■ **Record list**
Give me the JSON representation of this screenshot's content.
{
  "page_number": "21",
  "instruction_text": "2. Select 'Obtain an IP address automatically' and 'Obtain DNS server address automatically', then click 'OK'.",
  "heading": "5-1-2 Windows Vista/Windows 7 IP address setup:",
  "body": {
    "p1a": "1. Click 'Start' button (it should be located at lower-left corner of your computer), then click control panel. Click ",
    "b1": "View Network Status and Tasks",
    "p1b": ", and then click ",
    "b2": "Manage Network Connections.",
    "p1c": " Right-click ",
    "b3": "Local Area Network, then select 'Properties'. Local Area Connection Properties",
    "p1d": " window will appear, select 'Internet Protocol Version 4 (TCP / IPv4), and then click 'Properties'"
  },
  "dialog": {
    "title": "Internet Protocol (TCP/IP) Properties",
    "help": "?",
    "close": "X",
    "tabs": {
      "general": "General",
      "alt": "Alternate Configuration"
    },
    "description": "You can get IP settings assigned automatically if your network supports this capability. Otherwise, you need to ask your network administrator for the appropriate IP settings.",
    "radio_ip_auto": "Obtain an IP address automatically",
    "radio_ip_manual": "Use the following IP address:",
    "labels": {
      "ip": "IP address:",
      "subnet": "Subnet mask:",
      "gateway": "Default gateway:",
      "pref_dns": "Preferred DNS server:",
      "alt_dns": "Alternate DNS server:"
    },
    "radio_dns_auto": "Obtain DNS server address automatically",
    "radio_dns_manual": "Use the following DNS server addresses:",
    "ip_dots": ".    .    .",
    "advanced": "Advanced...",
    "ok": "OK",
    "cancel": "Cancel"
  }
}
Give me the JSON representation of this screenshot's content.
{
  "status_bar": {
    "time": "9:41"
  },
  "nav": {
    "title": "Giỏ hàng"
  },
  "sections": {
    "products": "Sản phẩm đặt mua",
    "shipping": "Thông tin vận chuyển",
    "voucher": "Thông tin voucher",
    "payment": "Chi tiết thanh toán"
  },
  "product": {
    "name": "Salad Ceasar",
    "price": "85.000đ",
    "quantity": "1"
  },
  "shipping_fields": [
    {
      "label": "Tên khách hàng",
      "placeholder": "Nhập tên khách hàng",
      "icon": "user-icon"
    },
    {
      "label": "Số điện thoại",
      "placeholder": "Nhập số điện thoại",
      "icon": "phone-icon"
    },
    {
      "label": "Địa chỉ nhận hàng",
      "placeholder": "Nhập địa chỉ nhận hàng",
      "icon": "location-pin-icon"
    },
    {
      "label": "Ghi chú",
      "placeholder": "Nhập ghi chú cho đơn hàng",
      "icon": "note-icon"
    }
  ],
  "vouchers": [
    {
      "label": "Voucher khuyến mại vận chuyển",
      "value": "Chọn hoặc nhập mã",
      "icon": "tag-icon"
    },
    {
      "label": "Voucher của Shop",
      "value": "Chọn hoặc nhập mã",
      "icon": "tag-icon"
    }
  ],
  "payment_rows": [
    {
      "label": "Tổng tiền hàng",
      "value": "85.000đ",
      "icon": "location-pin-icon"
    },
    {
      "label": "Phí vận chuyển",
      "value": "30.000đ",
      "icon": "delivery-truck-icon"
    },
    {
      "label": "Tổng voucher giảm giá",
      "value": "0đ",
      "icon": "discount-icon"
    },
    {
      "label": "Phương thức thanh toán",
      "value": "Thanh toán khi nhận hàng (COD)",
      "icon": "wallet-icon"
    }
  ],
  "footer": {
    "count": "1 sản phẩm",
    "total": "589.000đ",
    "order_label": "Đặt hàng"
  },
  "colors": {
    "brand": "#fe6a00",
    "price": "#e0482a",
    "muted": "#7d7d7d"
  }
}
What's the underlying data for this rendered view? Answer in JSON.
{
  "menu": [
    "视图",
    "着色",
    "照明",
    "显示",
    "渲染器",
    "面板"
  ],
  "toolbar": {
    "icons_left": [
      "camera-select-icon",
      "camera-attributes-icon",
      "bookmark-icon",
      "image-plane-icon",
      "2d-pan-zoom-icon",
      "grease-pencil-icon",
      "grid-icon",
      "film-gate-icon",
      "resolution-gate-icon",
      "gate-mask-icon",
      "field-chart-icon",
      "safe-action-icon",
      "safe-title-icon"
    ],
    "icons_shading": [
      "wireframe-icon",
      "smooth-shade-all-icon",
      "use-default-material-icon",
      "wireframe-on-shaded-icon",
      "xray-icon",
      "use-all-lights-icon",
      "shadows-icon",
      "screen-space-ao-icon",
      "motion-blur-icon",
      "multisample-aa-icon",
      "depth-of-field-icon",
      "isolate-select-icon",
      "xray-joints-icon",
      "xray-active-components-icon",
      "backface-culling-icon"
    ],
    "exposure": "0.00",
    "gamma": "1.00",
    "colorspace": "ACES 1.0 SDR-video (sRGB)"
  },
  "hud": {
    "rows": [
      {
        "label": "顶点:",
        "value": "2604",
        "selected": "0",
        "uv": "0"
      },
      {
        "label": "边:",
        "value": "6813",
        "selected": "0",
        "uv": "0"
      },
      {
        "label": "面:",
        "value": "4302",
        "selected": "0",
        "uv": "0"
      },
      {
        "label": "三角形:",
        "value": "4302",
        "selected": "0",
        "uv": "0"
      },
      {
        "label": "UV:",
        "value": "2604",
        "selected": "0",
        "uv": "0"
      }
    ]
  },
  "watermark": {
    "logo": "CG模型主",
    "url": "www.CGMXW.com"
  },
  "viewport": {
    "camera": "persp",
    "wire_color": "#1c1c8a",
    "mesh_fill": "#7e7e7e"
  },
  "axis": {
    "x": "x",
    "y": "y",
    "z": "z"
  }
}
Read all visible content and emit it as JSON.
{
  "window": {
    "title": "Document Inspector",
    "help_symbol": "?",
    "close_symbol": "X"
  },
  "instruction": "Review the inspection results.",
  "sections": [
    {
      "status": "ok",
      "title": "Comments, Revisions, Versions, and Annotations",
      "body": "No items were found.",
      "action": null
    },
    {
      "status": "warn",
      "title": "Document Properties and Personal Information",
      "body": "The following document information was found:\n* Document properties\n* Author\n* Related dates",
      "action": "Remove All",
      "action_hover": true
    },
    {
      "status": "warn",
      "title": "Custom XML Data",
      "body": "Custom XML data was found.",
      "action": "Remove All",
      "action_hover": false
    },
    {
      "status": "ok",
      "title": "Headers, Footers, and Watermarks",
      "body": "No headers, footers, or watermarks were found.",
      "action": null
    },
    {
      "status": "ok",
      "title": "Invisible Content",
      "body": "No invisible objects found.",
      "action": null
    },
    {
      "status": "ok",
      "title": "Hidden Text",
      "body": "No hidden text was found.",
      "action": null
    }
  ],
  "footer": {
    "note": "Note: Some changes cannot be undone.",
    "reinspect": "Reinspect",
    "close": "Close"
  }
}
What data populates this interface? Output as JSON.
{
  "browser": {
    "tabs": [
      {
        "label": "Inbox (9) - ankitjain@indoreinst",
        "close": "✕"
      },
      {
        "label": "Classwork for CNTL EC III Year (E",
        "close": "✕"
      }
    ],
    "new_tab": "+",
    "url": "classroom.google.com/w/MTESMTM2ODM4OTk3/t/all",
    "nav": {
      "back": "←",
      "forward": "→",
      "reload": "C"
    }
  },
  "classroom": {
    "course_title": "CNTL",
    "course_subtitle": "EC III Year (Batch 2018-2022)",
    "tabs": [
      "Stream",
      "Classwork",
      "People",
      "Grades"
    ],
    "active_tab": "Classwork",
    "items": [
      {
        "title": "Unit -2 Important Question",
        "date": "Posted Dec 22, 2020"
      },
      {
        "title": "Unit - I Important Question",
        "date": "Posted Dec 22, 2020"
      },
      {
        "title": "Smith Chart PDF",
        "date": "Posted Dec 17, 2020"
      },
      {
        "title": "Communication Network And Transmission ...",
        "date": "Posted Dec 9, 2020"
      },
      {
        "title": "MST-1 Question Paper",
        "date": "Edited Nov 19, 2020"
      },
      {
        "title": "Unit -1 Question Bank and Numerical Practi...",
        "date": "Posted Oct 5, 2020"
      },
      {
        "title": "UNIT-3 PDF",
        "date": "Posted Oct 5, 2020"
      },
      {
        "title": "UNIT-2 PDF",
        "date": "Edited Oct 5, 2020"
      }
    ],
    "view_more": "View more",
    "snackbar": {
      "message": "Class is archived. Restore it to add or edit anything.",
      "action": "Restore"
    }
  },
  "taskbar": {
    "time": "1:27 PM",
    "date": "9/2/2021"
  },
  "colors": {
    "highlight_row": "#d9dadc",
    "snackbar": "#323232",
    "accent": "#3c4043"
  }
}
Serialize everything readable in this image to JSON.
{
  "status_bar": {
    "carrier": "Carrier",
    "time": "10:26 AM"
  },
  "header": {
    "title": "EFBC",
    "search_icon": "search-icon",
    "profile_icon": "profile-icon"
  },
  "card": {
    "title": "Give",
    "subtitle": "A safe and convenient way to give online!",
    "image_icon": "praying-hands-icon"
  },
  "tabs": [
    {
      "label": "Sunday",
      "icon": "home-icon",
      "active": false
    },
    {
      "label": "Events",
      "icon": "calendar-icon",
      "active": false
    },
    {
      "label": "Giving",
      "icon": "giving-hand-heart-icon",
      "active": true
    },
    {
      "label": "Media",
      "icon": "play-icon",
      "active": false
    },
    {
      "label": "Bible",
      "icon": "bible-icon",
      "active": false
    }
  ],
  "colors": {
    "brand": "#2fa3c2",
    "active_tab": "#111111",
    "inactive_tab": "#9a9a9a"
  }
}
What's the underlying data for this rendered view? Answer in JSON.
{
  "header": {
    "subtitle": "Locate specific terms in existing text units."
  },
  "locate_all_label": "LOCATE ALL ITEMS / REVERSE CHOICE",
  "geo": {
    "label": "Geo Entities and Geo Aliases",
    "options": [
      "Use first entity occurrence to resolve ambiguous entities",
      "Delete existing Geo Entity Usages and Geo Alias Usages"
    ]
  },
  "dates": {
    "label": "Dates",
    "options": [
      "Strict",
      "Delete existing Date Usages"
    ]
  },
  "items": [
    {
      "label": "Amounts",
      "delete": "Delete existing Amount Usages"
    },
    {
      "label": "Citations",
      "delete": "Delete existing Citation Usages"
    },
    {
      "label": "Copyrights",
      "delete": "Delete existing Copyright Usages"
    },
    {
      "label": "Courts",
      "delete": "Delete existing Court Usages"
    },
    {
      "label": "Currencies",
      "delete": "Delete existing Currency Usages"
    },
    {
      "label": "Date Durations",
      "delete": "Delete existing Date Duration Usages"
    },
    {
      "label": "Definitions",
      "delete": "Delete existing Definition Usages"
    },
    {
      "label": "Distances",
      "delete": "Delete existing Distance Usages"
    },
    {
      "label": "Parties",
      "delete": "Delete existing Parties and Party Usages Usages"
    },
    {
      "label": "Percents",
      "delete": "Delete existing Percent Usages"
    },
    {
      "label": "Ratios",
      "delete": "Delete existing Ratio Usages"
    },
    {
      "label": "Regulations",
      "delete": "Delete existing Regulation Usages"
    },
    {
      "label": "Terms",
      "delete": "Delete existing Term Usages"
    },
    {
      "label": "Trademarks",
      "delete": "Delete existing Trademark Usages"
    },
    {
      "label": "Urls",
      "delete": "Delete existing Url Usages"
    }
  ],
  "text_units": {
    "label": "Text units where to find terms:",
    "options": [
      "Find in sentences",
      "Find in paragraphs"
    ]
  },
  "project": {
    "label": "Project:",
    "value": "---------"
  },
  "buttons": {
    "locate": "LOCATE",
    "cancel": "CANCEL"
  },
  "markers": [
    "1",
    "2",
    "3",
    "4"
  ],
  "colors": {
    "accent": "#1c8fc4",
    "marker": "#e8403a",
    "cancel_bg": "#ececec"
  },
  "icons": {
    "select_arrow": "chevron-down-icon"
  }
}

■ **Set task**
From the entries above, select each line containing the string "toán".

■ **Task result**
    "payment": "Chi tiết thanh toán"
      "label": "Phương thức thanh toán",
      "value": "Thanh toán khi nhận hàng (COD)",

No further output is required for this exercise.